- **Supplied passage**:

  3. Thank you for sharing your insights. You may be interested to know that we have a strict rule in the monastery that all our major preparations for the Easter liturgy should be completed before the Triduum begins. So, no choir practices, no unnecessary noise or activity. That isn’t always possible, but it is what we aim at. Our Divine office during these days reverts to an ancient, very stark form: today, for example, there is lots of psalmody, monotoned, not sung. All is plain and simple. This afternoon, before Vespers, we shall prepare our oratory for Easter, leaving the altar linens and flowers to be added just before the Vigil. Meanwhile we are quietly polishing the tabernacle and some other items we cannot usually deal with. The intention is to make this a day out of time as indicated above.

  4. Thank you for these helpful and lovely observations.

- **Exercises**:
a - Quote the stretch of the comments on the monastery's Triduum from "3. Thank you" through "and lovely observations." word for word.
b - Extend the comments on the monastery's Triduum observance beyond their final line.

- **Material supplied**:

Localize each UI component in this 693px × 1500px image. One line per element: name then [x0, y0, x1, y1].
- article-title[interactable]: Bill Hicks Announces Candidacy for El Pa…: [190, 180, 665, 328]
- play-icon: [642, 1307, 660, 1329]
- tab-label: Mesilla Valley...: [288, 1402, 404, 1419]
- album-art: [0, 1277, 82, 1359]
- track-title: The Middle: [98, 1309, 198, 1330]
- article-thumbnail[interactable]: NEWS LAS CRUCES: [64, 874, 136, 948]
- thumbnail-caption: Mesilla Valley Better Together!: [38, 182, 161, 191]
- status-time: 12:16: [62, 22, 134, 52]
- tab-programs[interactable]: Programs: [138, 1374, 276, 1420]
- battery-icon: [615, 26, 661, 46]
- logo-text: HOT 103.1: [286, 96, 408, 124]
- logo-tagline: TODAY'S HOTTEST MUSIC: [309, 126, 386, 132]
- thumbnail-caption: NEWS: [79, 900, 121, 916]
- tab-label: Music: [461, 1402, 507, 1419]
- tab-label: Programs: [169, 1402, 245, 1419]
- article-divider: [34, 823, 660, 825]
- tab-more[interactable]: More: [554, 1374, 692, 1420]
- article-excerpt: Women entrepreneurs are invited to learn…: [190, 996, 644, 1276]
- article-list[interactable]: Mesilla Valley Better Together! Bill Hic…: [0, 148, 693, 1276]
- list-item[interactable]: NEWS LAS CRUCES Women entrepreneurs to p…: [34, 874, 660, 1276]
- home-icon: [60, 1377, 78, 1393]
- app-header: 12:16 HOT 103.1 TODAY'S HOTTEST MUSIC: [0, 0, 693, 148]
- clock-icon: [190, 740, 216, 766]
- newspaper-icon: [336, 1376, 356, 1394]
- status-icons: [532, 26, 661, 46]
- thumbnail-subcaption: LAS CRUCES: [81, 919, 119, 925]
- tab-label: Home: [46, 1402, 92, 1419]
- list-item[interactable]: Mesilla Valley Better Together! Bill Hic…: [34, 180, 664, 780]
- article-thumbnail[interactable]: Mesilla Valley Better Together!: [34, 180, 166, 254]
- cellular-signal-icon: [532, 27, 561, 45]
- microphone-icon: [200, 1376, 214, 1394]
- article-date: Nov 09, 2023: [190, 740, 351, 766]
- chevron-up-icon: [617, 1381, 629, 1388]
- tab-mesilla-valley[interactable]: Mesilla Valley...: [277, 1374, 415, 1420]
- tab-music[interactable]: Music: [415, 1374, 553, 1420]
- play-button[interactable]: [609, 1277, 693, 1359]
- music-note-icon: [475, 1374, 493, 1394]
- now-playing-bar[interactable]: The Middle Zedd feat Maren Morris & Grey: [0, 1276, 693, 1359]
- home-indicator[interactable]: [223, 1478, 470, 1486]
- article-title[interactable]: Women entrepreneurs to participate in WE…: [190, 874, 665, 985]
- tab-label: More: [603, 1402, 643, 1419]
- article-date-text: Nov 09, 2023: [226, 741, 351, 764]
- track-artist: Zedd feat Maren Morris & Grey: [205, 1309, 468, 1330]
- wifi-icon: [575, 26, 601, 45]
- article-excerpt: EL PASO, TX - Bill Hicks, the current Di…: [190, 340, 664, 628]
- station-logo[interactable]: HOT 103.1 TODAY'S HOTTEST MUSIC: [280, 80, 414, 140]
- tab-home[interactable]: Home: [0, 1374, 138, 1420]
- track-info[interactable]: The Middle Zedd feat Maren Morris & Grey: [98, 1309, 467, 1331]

- **Results of the exercise**:
a -
3. Thank you for sharing your insights. You may be interested to know that we have a strict rule in the monastery that all our major preparations for the Easter liturgy should be completed before the Triduum begins. So, no choir practices, no unnecessary noise or activity. That isn’t always possible, but it is what we aim at. Our Divine office during these days reverts to an ancient, very stark form: today, for example, there is lots of psalmody, monotoned, not sung. All is plain and simple. This afternoon, before Vespers, we shall prepare our oratory for Easter, leaving the altar linens and flowers to be added just before the Vigil. Meanwhile we are quietly polishing the tabernacle and some other items we cannot usually deal with. The intention is to make this a day out of time as indicated above.

  4. Thank you for these helpful and lovely observations.

b -
    I’ve observed that Holy Saturday seems to take us out of our time and space. There is an element of anticipation of the Resurrection, but reflecting on how Mary and the Disciples must have felt, after Jesus had been laid in his tomb, helps me to put it all into context.

    A couple of years ago, I looked after the family of a soldier killed in Afghanistan. While I’ve felt my own grief in the past, their grief and disbelief was totally outwith my experience, I had never seen or heard such grief and emotional devastation and shock from a large family. From Parents through to siblings and partner. While they had been totally dis-functional in his lifetime, united by grief they became a family again.

    Some of my hopes and aspirations is that we can take this forward and that In Jesus’ sacrifice, in his paying the ransom for our sin, we can find unity as Christians as churches and as communities together. I pray that it may be so.

  5. I like the monastic way of preparing before the Triduum. I have been used to being in silence after the Maundy Mass until after the Good Friday Liturgy since we were introduced tonit at college. I now extend it as far as possible to Holy Saturday. I have the good fortune to live alone so I can do this more easily than most. I have had to change mybplan of attending rhe Vigil because I had a bad dizzy spell this morning while organising myself. I don’t believe God sent the dizziness but it does remind me that God is in charge and I need to adjust my preparations accordingly.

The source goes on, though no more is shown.